Records drawn from a dataset
# # # # #
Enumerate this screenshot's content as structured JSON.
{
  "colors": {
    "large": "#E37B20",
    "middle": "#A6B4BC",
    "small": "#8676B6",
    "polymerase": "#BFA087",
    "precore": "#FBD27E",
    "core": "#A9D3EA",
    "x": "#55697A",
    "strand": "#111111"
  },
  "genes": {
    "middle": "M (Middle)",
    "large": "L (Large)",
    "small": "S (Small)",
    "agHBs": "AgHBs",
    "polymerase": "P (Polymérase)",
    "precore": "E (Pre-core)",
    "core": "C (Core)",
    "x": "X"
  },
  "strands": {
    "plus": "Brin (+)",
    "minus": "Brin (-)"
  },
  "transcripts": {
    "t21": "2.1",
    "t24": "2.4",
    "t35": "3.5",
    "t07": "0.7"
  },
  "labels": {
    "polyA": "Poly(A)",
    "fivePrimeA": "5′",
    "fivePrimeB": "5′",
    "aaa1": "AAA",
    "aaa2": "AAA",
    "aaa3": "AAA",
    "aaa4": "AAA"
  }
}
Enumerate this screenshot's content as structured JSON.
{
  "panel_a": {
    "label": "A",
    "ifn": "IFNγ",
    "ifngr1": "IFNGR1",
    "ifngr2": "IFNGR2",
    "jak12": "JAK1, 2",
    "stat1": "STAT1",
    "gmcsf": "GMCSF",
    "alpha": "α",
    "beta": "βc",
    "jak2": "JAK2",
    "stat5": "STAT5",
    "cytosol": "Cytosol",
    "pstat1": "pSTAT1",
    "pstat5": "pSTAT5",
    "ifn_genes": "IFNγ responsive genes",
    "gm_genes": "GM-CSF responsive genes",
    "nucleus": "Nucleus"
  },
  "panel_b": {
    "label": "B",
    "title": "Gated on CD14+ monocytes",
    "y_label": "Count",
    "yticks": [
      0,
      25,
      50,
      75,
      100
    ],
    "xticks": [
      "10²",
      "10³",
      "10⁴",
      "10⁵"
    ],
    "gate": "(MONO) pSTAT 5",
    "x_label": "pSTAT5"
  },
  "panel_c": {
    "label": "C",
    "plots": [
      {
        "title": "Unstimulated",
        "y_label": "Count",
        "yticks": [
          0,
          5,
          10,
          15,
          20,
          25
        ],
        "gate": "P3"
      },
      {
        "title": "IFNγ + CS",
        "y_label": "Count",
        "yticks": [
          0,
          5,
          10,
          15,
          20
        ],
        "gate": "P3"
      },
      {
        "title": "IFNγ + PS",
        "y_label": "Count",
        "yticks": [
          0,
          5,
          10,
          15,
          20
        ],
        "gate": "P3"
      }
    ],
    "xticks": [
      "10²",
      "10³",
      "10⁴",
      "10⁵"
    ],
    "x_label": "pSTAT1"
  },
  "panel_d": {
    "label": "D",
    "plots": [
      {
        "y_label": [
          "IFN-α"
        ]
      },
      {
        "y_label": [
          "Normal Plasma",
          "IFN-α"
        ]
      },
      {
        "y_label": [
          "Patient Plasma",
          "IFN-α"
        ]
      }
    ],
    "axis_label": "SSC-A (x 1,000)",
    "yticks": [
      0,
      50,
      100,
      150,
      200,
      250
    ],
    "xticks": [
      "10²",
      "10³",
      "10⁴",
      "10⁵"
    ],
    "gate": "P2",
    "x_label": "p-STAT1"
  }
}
# # # # #
- The task: Could you write out all of the data again, exactly as given?

- Output for this task:
Enumerate this screenshot's content as structured JSON.
{
  "colors": {
    "large": "#E37B20",
    "middle": "#A6B4BC",
    "small": "#8676B6",
    "polymerase": "#BFA087",
    "precore": "#FBD27E",
    "core": "#A9D3EA",
    "x": "#55697A",
    "strand": "#111111"
  },
  "genes": {
    "middle": "M (Middle)",
    "large": "L (Large)",
    "small": "S (Small)",
    "agHBs": "AgHBs",
    "polymerase": "P (Polymérase)",
    "precore": "E (Pre-core)",
    "core": "C (Core)",
    "x": "X"
  },
  "strands": {
    "plus": "Brin (+)",
    "minus": "Brin (-)"
  },
  "transcripts": {
    "t21": "2.1",
    "t24": "2.4",
    "t35": "3.5",
    "t07": "0.7"
  },
  "labels": {
    "polyA": "Poly(A)",
    "fivePrimeA": "5′",
    "fivePrimeB": "5′",
    "aaa1": "AAA",
    "aaa2": "AAA",
    "aaa3": "AAA",
    "aaa4": "AAA"
  }
}
Enumerate this screenshot's content as structured JSON.
{
  "panel_a": {
    "label": "A",
    "ifn": "IFNγ",
    "ifngr1": "IFNGR1",
    "ifngr2": "IFNGR2",
    "jak12": "JAK1, 2",
    "stat1": "STAT1",
    "gmcsf": "GMCSF",
    "alpha": "α",
    "beta": "βc",
    "jak2": "JAK2",
    "stat5": "STAT5",
    "cytosol": "Cytosol",
    "pstat1": "pSTAT1",
    "pstat5": "pSTAT5",
    "ifn_genes": "IFNγ responsive genes",
    "gm_genes": "GM-CSF responsive genes",
    "nucleus": "Nucleus"
  },
  "panel_b": {
    "label": "B",
    "title": "Gated on CD14+ monocytes",
    "y_label": "Count",
    "yticks": [
      0,
      25,
      50,
      75,
      100
    ],
    "xticks": [
      "10²",
      "10³",
      "10⁴",
      "10⁵"
    ],
    "gate": "(MONO) pSTAT 5",
    "x_label": "pSTAT5"
  },
  "panel_c": {
    "label": "C",
    "plots": [
      {
        "title": "Unstimulated",
        "y_label": "Count",
        "yticks": [
          0,
          5,
          10,
          15,
          20,
          25
        ],
        "gate": "P3"
      },
      {
        "title": "IFNγ + CS",
        "y_label": "Count",
        "yticks": [
          0,
          5,
          10,
          15,
          20
        ],
        "gate": "P3"
      },
      {
        "title": "IFNγ + PS",
        "y_label": "Count",
        "yticks": [
          0,
          5,
          10,
          15,
          20
        ],
        "gate": "P3"
      }
    ],
    "xticks": [
      "10²",
      "10³",
      "10⁴",
      "10⁵"
    ],
    "x_label": "pSTAT1"
  },
  "panel_d": {
    "label": "D",
    "plots": [
      {
        "y_label": [
          "IFN-α"
        ]
      },
      {
        "y_label": [
          "Normal Plasma",
          "IFN-α"
        ]
      },
      {
        "y_label": [
          "Patient Plasma",
          "IFN-α"
        ]
      }
    ],
    "axis_label": "SSC-A (x 1,000)",
    "yticks": [
      0,
      50,
      100,
      150,
      200,
      250
    ],
    "xticks": [
      "10²",
      "10³",
      "10⁴",
      "10⁵"
    ],
    "gate": "P2",
    "x_label": "p-STAT1"
  }
}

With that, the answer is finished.